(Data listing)

-- begin --

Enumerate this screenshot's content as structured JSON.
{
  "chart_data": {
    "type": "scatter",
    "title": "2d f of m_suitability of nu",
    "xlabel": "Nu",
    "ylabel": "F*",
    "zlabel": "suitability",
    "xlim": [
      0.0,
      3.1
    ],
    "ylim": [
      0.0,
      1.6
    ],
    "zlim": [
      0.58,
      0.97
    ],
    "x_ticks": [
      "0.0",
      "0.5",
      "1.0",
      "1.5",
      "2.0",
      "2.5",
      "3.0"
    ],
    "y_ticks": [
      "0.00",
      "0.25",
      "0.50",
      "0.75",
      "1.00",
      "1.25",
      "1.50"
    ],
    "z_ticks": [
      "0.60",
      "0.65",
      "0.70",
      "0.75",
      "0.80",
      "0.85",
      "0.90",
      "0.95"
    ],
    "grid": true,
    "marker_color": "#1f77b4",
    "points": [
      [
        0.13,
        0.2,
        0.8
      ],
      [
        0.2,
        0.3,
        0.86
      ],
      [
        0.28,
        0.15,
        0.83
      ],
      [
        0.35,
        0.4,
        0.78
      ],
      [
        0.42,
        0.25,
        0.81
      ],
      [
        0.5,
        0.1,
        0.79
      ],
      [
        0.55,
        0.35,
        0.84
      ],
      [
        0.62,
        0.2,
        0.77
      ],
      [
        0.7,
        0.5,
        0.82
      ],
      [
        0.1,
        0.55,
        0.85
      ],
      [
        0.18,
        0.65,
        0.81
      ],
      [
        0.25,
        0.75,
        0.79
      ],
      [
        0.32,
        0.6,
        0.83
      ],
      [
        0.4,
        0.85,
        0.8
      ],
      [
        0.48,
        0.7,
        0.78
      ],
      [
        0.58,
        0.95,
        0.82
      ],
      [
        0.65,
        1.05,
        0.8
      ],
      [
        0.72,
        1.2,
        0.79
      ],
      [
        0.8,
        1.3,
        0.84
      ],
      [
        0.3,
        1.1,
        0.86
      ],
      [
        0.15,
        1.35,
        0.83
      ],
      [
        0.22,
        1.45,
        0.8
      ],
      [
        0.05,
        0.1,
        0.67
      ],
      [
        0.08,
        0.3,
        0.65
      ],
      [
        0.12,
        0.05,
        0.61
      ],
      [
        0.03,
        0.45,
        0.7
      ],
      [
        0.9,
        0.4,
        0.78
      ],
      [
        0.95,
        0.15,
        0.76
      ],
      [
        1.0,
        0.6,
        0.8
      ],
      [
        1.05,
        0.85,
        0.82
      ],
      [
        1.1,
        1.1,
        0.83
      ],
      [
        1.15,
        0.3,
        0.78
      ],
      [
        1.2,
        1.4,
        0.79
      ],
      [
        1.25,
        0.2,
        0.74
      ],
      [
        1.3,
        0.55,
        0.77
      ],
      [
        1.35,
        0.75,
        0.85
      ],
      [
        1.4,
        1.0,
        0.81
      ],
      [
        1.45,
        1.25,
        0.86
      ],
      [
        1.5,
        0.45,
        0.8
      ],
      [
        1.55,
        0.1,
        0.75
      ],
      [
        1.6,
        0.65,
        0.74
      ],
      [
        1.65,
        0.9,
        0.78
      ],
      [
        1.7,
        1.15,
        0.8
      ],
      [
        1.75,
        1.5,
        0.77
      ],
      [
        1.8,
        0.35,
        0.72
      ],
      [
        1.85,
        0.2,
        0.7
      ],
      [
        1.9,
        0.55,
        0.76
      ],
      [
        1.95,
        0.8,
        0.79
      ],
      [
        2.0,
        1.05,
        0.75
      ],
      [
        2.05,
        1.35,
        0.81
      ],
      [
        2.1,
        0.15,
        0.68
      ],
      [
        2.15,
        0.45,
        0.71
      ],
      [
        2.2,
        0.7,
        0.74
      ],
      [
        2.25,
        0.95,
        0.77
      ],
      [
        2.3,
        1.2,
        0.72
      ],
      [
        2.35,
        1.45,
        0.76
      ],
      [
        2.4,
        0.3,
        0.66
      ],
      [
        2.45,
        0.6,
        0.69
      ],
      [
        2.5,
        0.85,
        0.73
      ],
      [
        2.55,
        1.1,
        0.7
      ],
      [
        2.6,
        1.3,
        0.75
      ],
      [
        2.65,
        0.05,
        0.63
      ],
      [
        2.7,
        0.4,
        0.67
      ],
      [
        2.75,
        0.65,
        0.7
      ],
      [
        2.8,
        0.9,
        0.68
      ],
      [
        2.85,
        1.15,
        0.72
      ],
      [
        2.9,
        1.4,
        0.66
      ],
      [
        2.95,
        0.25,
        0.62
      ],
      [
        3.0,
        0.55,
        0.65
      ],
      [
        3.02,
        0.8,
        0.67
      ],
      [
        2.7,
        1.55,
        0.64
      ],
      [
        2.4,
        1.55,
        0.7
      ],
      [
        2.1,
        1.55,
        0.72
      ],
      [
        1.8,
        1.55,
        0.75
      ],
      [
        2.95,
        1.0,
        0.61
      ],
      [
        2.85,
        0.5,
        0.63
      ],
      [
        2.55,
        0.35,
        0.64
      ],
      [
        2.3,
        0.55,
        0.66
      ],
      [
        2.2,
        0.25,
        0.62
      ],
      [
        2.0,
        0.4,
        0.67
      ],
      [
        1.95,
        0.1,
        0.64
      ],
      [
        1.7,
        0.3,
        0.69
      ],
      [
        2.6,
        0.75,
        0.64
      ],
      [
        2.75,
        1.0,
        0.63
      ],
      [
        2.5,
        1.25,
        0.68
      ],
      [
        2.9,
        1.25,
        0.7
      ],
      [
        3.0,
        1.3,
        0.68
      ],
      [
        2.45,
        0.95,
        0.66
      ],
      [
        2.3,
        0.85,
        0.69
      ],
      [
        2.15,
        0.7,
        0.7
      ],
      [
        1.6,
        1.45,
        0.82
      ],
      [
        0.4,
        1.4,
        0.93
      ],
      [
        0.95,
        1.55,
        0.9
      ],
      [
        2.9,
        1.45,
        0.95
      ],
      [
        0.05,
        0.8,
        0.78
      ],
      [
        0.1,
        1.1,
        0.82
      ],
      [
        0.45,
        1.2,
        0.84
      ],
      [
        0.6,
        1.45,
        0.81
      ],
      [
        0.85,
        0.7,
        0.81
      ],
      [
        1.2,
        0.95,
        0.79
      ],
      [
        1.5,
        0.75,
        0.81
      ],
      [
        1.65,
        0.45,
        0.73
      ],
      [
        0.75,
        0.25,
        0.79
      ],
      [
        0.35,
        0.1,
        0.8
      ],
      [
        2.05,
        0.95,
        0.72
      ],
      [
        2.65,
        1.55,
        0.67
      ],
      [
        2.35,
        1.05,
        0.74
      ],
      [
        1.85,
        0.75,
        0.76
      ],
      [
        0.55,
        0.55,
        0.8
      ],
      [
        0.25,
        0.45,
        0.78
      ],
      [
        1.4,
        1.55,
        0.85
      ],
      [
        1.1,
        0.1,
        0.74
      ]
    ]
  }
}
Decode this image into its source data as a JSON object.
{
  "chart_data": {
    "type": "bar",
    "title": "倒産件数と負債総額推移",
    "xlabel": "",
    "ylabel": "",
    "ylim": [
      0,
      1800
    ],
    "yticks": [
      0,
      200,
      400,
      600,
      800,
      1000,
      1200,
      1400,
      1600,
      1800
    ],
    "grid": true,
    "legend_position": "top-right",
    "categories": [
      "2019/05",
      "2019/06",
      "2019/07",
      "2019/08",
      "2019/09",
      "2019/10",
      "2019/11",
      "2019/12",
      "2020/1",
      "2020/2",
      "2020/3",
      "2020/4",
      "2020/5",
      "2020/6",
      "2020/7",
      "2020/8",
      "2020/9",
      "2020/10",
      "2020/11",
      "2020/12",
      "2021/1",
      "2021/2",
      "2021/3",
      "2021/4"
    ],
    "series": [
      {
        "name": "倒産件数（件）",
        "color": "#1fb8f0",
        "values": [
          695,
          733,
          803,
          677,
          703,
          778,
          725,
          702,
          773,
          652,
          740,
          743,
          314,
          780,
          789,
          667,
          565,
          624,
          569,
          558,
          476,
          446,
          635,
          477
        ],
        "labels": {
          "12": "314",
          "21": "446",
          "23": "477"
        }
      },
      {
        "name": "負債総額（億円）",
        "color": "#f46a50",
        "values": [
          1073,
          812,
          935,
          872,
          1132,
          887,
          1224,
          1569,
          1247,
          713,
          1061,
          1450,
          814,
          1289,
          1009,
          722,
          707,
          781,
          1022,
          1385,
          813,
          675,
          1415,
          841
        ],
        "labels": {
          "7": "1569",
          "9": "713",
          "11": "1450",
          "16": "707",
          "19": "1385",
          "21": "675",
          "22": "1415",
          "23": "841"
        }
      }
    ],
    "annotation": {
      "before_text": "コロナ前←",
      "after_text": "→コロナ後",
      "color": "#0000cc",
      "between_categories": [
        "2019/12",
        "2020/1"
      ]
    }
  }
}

-- end --

## EXERCISE INSTRUCTIONS
Go through the records above, find every line with the word "title", and list those lines.

## RESPONSE FOR THIS EXERCISE
    "title": "2d f of m_suitability of nu",
    "title": "倒産件数と負債総額推移",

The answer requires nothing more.